Write the listing below out again exactly, dropping the images.
"""
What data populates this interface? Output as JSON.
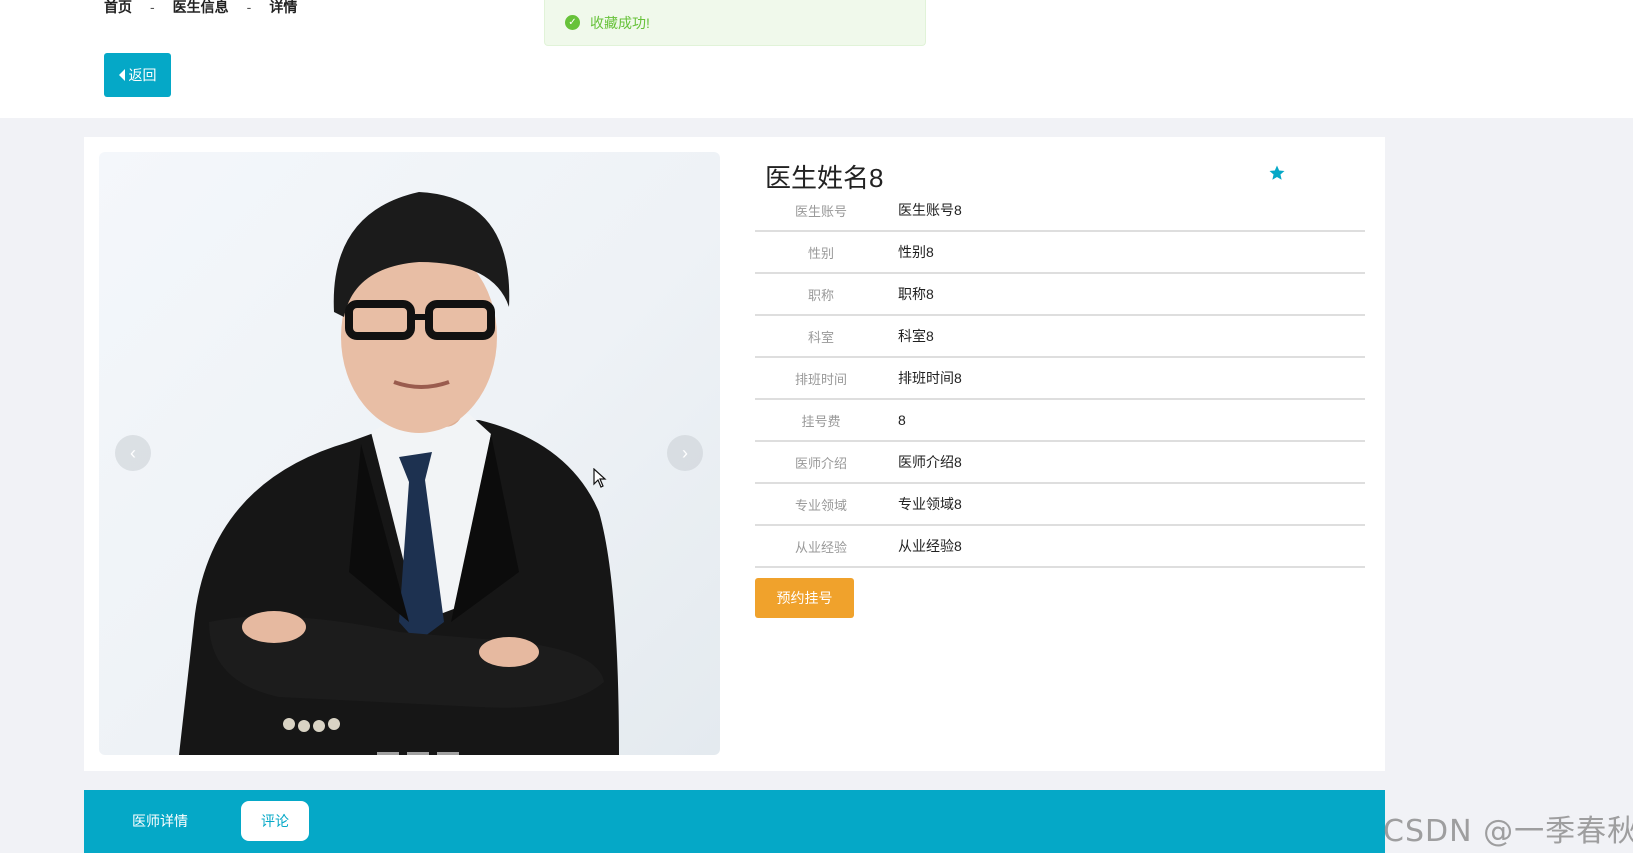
{
  "breadcrumb": {
    "home": "首页",
    "sep1": "-",
    "section": "医生信息",
    "sep2": "-",
    "current": "详情"
  },
  "back_button": {
    "label": "返回"
  },
  "toast": {
    "message": "收藏成功!",
    "icon": "check-circle-icon",
    "color": "#67c23a"
  },
  "doctor": {
    "name": "医生姓名8",
    "favorite_icon": "star-icon",
    "fields": [
      {
        "label": "医生账号",
        "value": "医生账号8"
      },
      {
        "label": "性别",
        "value": "性别8"
      },
      {
        "label": "职称",
        "value": "职称8"
      },
      {
        "label": "科室",
        "value": "科室8"
      },
      {
        "label": "排班时间",
        "value": "排班时间8"
      },
      {
        "label": "挂号费",
        "value": "8"
      },
      {
        "label": "医师介绍",
        "value": "医师介绍8"
      },
      {
        "label": "专业领域",
        "value": "专业领域8"
      },
      {
        "label": "从业经验",
        "value": "从业经验8"
      }
    ]
  },
  "gallery": {
    "prev": "‹",
    "next": "›"
  },
  "book_button": {
    "label": "预约挂号"
  },
  "tabs": [
    {
      "label": "医师详情"
    },
    {
      "label": "评论"
    }
  ],
  "watermark": "CSDN @一季春秋",
  "colors": {
    "accent": "#05a8c7",
    "book": "#f0a22c",
    "success": "#67c23a"
  }
}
"""
__Written solution__:
What data populates this interface? Output as JSON.
{
  "breadcrumb": {
    "home": "首页",
    "sep1": "-",
    "section": "医生信息",
    "sep2": "-",
    "current": "详情"
  },
  "back_button": {
    "label": "返回"
  },
  "toast": {
    "message": "收藏成功!",
    "icon": "check-circle-icon",
    "color": "#67c23a"
  },
  "doctor": {
    "name": "医生姓名8",
    "favorite_icon": "star-icon",
    "fields": [
      {
        "label": "医生账号",
        "value": "医生账号8"
      },
      {
        "label": "性别",
        "value": "性别8"
      },
      {
        "label": "职称",
        "value": "职称8"
      },
      {
        "label": "科室",
        "value": "科室8"
      },
      {
        "label": "排班时间",
        "value": "排班时间8"
      },
      {
        "label": "挂号费",
        "value": "8"
      },
      {
        "label": "医师介绍",
        "value": "医师介绍8"
      },
      {
        "label": "专业领域",
        "value": "专业领域8"
      },
      {
        "label": "从业经验",
        "value": "从业经验8"
      }
    ]
  },
  "gallery": {
    "prev": "‹",
    "next": "›"
  },
  "book_button": {
    "label": "预约挂号"
  },
  "tabs": [
    {
      "label": "医师详情"
    },
    {
      "label": "评论"
    }
  ],
  "watermark": "CSDN @一季春秋",
  "colors": {
    "accent": "#05a8c7",
    "book": "#f0a22c",
    "success": "#67c23a"
  }
}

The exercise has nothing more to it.